## Begin DATA PROVIDED
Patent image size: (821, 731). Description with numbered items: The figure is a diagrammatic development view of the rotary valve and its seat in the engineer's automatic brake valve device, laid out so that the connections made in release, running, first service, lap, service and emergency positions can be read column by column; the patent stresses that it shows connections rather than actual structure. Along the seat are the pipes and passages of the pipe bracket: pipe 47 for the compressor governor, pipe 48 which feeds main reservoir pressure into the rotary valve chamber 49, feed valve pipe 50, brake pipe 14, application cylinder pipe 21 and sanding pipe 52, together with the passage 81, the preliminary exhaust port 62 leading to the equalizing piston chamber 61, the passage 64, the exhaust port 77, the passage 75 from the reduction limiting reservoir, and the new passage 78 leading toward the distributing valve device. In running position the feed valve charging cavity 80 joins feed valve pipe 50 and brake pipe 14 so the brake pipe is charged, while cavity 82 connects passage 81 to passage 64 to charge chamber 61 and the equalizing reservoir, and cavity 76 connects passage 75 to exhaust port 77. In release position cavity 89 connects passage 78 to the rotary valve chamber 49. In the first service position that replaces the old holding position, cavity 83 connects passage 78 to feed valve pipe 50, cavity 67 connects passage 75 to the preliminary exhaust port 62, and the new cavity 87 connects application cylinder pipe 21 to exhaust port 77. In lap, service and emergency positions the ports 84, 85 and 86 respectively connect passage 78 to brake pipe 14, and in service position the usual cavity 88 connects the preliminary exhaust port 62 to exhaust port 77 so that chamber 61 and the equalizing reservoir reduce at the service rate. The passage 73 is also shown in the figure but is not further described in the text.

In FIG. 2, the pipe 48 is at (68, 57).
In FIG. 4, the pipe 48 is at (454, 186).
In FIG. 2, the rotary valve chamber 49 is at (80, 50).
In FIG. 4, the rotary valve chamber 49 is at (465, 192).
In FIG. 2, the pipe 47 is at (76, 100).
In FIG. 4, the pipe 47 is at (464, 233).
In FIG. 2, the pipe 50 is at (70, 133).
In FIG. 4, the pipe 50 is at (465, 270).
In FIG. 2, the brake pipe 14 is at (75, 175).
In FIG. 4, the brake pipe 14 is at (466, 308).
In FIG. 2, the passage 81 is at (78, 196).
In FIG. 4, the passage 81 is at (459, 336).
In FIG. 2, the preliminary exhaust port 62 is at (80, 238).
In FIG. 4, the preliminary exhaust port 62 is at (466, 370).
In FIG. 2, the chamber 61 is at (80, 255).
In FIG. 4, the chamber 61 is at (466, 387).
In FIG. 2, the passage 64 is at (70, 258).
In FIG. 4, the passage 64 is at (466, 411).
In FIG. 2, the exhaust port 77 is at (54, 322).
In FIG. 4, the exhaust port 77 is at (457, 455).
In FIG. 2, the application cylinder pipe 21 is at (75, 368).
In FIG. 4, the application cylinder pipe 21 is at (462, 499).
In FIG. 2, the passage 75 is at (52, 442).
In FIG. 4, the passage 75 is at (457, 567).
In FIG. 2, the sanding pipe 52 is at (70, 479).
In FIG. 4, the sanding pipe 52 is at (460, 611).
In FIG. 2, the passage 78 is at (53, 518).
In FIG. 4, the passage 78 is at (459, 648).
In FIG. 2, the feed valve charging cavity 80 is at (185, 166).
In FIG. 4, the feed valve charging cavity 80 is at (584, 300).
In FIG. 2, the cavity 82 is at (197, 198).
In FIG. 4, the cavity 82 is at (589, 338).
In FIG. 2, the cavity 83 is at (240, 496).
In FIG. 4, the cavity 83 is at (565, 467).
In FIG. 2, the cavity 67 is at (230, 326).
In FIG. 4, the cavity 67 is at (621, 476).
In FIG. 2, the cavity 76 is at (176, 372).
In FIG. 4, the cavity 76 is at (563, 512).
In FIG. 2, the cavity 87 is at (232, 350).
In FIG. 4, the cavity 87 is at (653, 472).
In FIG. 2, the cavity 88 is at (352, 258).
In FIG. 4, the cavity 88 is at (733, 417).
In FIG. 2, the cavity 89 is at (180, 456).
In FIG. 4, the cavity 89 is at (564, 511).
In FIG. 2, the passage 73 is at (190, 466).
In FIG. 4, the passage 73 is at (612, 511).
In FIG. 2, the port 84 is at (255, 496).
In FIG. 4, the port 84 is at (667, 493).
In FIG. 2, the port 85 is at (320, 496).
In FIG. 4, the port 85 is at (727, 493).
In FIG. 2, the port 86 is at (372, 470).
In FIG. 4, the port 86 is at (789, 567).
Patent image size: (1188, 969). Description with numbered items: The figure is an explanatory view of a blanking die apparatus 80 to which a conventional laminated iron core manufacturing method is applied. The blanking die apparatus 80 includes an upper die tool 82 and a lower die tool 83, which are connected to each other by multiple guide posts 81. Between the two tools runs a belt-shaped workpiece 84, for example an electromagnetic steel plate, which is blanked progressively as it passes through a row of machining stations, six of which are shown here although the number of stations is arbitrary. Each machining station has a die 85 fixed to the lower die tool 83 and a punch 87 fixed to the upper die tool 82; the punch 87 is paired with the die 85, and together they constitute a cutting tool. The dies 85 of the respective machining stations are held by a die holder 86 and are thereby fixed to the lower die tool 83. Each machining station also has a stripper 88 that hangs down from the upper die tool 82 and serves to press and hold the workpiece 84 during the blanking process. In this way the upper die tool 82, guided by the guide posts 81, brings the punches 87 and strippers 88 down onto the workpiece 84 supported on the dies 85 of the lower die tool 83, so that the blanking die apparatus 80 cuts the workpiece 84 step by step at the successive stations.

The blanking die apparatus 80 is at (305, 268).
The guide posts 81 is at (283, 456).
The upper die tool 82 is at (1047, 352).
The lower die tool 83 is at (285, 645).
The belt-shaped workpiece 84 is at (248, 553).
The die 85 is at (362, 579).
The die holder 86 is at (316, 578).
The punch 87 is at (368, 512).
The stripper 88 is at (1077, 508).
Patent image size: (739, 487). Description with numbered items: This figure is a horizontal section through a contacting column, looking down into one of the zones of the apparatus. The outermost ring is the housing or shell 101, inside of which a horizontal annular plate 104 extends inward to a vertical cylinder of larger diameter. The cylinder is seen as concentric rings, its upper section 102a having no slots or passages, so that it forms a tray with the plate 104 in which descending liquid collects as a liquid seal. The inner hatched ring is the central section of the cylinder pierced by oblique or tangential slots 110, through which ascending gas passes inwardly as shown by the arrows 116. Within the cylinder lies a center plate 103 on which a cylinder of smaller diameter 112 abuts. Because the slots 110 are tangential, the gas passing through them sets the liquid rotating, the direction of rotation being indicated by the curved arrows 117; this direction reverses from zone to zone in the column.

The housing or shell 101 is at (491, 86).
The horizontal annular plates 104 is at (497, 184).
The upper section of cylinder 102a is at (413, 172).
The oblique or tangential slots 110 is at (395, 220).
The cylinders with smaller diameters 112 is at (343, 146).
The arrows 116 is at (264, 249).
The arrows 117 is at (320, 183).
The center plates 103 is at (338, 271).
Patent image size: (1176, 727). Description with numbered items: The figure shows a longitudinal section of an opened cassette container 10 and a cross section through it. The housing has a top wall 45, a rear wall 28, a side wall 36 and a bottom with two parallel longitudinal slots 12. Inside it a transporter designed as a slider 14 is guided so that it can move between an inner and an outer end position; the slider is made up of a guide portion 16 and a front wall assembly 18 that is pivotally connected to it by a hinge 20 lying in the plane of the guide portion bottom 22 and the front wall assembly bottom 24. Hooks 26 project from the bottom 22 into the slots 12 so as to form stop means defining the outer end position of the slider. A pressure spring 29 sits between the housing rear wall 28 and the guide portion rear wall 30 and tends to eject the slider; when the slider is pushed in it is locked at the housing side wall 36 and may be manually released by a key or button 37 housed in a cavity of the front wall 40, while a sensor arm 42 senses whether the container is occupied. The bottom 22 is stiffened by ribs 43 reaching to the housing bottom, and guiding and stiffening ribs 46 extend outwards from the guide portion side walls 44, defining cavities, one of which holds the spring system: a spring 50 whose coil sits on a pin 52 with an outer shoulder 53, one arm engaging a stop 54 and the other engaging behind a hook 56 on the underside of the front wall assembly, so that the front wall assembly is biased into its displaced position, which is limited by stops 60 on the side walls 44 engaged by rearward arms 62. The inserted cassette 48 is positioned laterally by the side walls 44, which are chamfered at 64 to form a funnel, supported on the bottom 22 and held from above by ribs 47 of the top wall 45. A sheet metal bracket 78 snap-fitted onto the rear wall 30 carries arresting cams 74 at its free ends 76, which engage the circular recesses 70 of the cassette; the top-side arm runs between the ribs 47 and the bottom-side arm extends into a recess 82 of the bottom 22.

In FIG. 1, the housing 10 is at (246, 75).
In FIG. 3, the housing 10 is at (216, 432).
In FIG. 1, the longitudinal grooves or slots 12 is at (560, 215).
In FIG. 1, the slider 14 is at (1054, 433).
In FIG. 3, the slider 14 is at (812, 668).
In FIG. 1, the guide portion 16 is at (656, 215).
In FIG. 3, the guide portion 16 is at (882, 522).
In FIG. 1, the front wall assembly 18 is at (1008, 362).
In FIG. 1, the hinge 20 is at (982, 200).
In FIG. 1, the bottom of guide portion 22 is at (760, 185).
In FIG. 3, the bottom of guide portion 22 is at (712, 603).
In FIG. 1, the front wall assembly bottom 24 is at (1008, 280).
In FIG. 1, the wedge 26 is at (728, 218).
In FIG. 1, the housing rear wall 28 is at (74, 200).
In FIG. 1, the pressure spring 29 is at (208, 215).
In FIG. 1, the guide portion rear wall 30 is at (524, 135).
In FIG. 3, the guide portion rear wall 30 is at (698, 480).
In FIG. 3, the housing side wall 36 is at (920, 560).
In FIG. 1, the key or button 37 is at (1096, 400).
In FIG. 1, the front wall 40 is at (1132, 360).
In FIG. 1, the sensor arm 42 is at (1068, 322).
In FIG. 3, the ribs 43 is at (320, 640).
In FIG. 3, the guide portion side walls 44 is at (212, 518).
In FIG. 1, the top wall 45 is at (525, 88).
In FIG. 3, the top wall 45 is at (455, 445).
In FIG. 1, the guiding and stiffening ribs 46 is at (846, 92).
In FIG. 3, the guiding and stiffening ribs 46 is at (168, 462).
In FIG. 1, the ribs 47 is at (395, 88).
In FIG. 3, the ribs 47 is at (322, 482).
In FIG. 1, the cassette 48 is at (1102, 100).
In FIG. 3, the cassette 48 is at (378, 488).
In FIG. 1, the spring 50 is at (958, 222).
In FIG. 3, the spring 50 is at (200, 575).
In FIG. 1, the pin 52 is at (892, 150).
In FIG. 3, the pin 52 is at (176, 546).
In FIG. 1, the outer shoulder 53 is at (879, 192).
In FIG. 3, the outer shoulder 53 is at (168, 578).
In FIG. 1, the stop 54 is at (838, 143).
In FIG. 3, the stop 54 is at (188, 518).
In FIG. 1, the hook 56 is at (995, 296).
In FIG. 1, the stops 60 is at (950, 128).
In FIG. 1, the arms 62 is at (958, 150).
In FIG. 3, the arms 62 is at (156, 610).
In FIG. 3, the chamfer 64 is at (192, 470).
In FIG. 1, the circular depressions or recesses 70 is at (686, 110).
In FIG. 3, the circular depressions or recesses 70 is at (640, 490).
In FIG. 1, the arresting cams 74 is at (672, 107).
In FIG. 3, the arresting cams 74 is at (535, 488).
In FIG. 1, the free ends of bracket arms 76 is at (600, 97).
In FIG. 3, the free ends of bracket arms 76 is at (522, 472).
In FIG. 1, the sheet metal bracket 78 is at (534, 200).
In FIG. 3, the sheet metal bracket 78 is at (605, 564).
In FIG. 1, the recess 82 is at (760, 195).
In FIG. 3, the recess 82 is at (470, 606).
## End DATA PROVIDED
OBJECTIVE
Copy out every line of the records from the line containing "Patent image size: (739, 487)." down to the line containing "The center plates 103 is at (338, 271).", including both of those lines.

WRITTEN SOLUTION
Patent image size: (739, 487). Description with numbered items: This figure is a horizontal section through a contacting column, looking down into one of the zones of the apparatus. The outermost ring is the housing or shell 101, inside of which a horizontal annular plate 104 extends inward to a vertical cylinder of larger diameter. The cylinder is seen as concentric rings, its upper section 102a having no slots or passages, so that it forms a tray with the plate 104 in which descending liquid collects as a liquid seal. The inner hatched ring is the central section of the cylinder pierced by oblique or tangential slots 110, through which ascending gas passes inwardly as shown by the arrows 116. Within the cylinder lies a center plate 103 on which a cylinder of smaller diameter 112 abuts. Because the slots 110 are tangential, the gas passing through them sets the liquid rotating, the direction of rotation being indicated by the curved arrows 117; this direction reverses from zone to zone in the column.

The housing or shell 101 is at (491, 86).
The horizontal annular plates 104 is at (497, 184).
The upper section of cylinder 102a is at (413, 172).
The oblique or tangential slots 110 is at (395, 220).
The cylinders with smaller diameters 112 is at (343, 146).
The arrows 116 is at (264, 249).
The arrows 117 is at (320, 183).
The center plates 103 is at (338, 271).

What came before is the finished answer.